* Directive: Without including any images, repeat the data exactly.

* Recorded data:
* start *

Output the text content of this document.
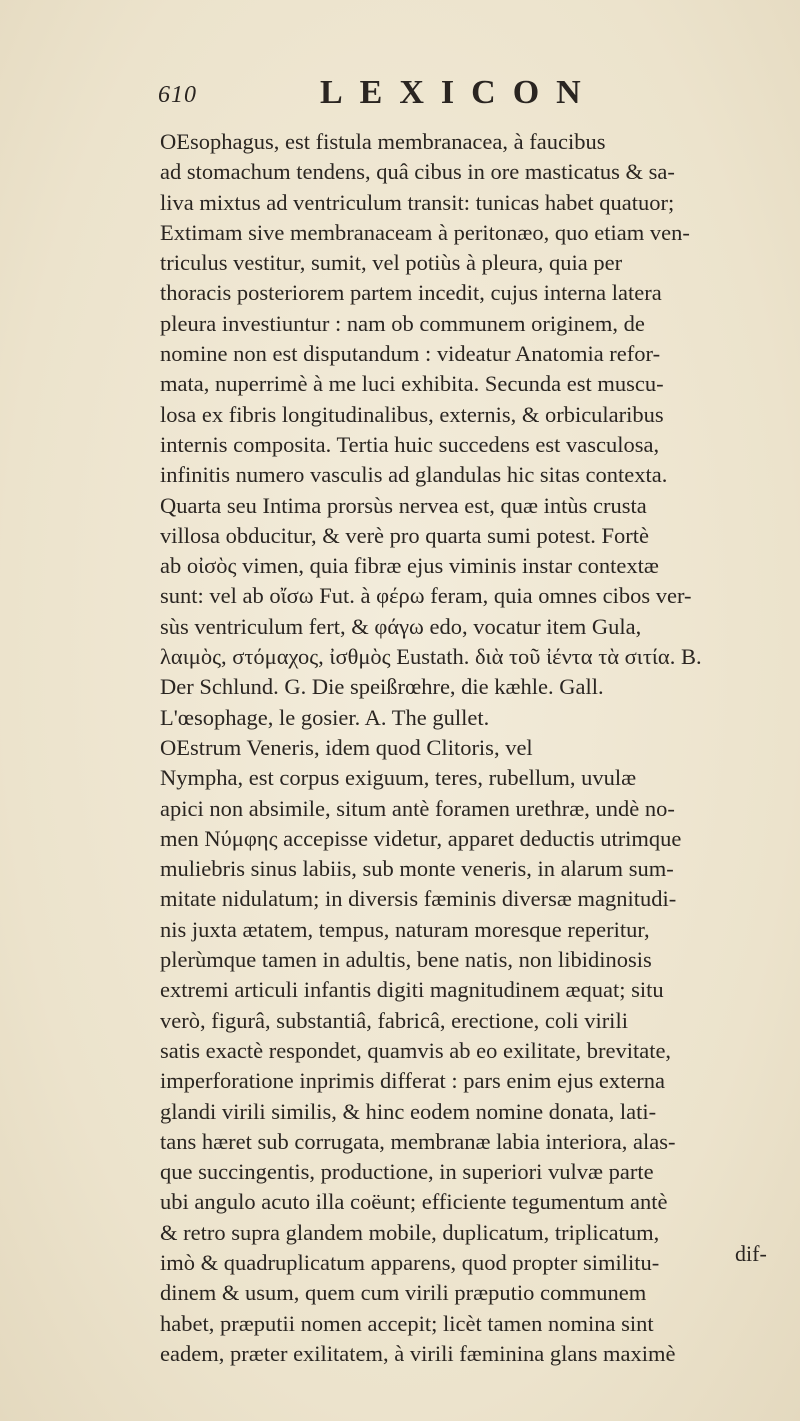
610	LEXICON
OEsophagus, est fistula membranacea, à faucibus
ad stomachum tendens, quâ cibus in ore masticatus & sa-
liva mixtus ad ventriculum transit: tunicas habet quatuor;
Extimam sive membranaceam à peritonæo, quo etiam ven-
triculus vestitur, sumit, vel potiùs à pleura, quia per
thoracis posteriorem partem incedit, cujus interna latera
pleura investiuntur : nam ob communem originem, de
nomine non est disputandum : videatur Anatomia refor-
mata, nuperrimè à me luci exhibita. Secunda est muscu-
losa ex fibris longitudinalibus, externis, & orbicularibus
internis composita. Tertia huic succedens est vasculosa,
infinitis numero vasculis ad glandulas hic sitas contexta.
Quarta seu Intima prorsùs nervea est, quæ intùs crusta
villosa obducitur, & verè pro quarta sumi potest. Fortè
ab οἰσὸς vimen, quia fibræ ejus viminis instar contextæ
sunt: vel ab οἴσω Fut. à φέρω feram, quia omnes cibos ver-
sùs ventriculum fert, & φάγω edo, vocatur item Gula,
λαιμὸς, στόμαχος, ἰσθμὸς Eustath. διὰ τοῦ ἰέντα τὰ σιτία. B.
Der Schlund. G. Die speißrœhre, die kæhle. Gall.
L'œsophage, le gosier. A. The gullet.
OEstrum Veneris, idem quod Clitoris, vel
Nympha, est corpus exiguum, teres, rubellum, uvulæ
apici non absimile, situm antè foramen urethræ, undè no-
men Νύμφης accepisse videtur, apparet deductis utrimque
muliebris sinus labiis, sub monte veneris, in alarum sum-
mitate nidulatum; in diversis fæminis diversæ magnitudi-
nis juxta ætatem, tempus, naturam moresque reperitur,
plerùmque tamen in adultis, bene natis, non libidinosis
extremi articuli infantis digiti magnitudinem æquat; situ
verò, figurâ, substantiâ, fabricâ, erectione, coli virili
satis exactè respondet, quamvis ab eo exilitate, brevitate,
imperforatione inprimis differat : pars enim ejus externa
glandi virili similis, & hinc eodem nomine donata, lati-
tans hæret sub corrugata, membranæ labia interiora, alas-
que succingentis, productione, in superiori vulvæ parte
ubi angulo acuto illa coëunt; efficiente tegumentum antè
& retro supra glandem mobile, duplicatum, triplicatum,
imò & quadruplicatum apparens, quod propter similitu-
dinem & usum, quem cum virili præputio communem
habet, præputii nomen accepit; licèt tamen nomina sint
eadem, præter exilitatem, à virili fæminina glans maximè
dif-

* end *

* Task answer:
Output the text content of this document.
610	LEXICON
OEsophagus, est fistula membranacea, à faucibus
ad stomachum tendens, quâ cibus in ore masticatus & sa-
liva mixtus ad ventriculum transit: tunicas habet quatuor;
Extimam sive membranaceam à peritonæo, quo etiam ven-
triculus vestitur, sumit, vel potiùs à pleura, quia per
thoracis posteriorem partem incedit, cujus interna latera
pleura investiuntur : nam ob communem originem, de
nomine non est disputandum : videatur Anatomia refor-
mata, nuperrimè à me luci exhibita. Secunda est muscu-
losa ex fibris longitudinalibus, externis, & orbicularibus
internis composita. Tertia huic succedens est vasculosa,
infinitis numero vasculis ad glandulas hic sitas contexta.
Quarta seu Intima prorsùs nervea est, quæ intùs crusta
villosa obducitur, & verè pro quarta sumi potest. Fortè
ab οἰσὸς vimen, quia fibræ ejus viminis instar contextæ
sunt: vel ab οἴσω Fut. à φέρω feram, quia omnes cibos ver-
sùs ventriculum fert, & φάγω edo, vocatur item Gula,
λαιμὸς, στόμαχος, ἰσθμὸς Eustath. διὰ τοῦ ἰέντα τὰ σιτία. B.
Der Schlund. G. Die speißrœhre, die kæhle. Gall.
L'œsophage, le gosier. A. The gullet.
OEstrum Veneris, idem quod Clitoris, vel
Nympha, est corpus exiguum, teres, rubellum, uvulæ
apici non absimile, situm antè foramen urethræ, undè no-
men Νύμφης accepisse videtur, apparet deductis utrimque
muliebris sinus labiis, sub monte veneris, in alarum sum-
mitate nidulatum; in diversis fæminis diversæ magnitudi-
nis juxta ætatem, tempus, naturam moresque reperitur,
plerùmque tamen in adultis, bene natis, non libidinosis
extremi articuli infantis digiti magnitudinem æquat; situ
verò, figurâ, substantiâ, fabricâ, erectione, coli virili
satis exactè respondet, quamvis ab eo exilitate, brevitate,
imperforatione inprimis differat : pars enim ejus externa
glandi virili similis, & hinc eodem nomine donata, lati-
tans hæret sub corrugata, membranæ labia interiora, alas-
que succingentis, productione, in superiori vulvæ parte
ubi angulo acuto illa coëunt; efficiente tegumentum antè
& retro supra glandem mobile, duplicatum, triplicatum,
imò & quadruplicatum apparens, quod propter similitu-
dinem & usum, quem cum virili præputio communem
habet, præputii nomen accepit; licèt tamen nomina sint
eadem, præter exilitatem, à virili fæminina glans maximè
dif-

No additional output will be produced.